• Directive
Each line that holds the word "JSON" is to be identified and copied.

++++++++

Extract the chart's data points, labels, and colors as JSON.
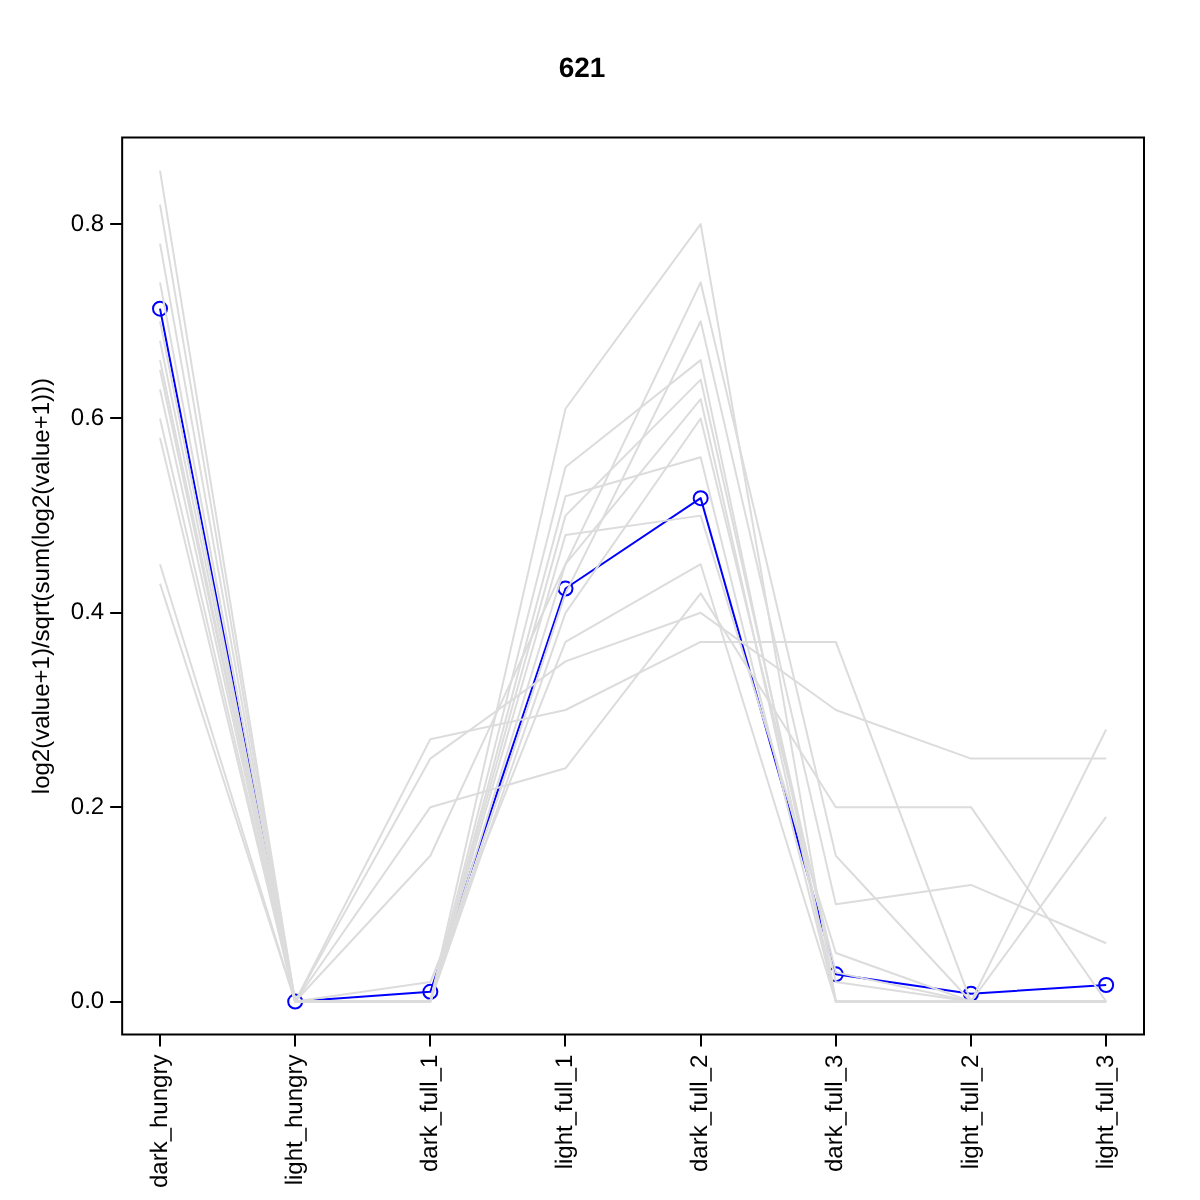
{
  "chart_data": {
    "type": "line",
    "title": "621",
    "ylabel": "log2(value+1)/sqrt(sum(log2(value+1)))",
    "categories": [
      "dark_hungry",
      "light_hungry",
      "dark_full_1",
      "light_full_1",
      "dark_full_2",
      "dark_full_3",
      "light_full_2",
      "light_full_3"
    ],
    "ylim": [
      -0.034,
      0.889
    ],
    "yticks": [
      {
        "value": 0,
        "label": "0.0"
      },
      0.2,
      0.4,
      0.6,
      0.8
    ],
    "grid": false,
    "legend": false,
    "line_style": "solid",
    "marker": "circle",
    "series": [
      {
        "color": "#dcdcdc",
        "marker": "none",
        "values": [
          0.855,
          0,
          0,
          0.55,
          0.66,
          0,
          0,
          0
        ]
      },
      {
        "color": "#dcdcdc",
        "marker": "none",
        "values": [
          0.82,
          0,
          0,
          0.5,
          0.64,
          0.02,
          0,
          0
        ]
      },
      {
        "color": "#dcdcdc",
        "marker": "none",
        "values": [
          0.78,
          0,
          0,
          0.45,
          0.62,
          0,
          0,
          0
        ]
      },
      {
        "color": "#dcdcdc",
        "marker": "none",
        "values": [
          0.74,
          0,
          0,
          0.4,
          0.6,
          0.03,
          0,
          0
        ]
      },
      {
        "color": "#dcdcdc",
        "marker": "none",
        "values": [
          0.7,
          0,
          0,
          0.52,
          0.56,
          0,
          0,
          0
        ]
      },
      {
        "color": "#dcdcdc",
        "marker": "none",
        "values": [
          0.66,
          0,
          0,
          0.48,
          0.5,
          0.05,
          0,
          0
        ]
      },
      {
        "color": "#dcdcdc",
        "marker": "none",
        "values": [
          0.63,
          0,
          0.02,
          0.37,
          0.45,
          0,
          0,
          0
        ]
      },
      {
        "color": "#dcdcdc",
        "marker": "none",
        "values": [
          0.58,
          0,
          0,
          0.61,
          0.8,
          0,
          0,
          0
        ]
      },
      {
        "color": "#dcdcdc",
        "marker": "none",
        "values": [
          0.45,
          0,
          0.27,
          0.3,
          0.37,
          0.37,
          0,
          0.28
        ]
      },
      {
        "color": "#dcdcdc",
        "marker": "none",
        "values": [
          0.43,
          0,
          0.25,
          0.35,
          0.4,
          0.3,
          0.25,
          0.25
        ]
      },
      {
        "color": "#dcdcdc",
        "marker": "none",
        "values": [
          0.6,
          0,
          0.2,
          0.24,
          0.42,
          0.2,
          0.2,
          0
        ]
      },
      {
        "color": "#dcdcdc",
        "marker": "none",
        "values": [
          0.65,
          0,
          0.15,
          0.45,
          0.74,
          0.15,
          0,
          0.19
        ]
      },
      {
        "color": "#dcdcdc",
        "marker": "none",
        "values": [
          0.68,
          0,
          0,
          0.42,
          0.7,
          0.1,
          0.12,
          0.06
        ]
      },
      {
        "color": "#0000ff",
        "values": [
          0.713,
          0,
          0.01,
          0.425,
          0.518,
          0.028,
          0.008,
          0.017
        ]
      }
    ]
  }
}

++++++++

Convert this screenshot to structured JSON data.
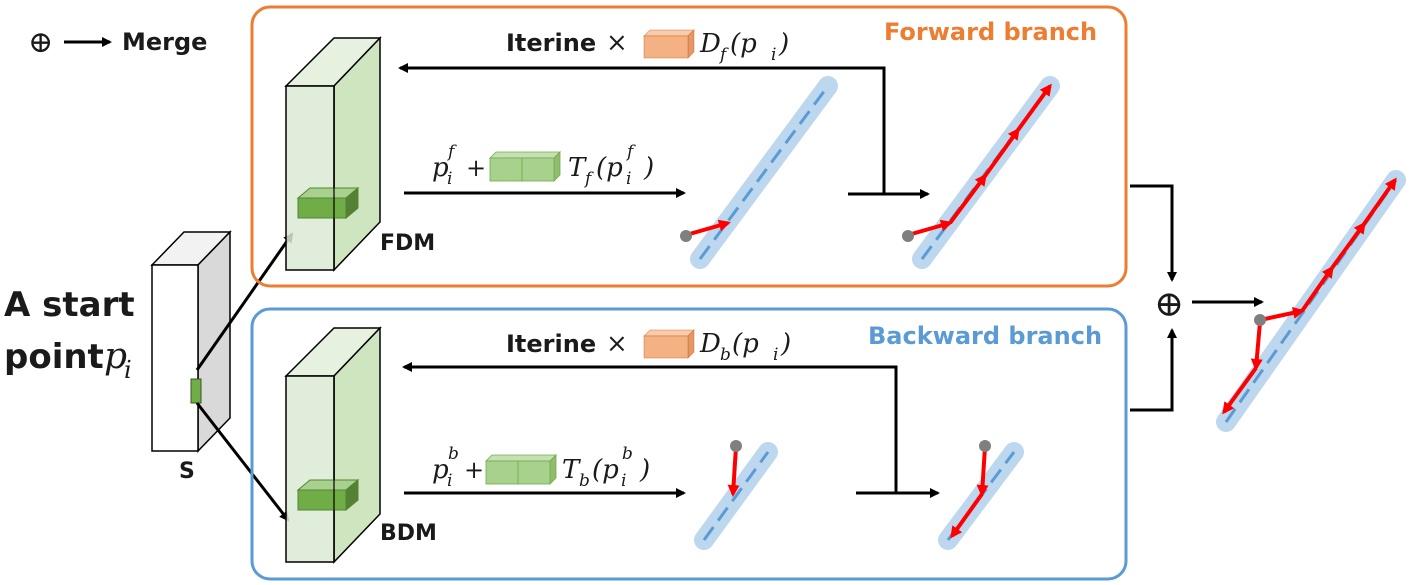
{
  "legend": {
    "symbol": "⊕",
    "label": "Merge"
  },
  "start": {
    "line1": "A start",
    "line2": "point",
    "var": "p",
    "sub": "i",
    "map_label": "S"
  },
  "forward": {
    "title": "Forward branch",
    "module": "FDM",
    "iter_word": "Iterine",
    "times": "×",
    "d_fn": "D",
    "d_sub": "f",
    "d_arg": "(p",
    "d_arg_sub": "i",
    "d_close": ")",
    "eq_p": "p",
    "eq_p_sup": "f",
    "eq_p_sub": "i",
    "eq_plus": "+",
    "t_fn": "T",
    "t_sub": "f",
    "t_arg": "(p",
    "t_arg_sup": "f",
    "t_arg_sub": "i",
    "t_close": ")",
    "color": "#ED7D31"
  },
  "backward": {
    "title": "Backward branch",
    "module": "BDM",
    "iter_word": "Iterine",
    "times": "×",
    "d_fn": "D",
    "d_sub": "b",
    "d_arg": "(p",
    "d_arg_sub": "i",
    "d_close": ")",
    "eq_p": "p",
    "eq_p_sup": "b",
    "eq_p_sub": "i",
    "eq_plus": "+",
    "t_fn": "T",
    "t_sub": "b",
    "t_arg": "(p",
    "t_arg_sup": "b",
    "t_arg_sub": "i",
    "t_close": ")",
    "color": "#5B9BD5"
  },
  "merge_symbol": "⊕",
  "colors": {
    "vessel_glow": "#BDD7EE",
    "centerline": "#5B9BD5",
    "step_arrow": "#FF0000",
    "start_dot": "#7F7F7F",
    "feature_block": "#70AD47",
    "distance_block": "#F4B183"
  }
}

++++++++

• Written response
Extract the chart's data points, labels, and colors as JSON.
Convert this screenshot to structured JSON data.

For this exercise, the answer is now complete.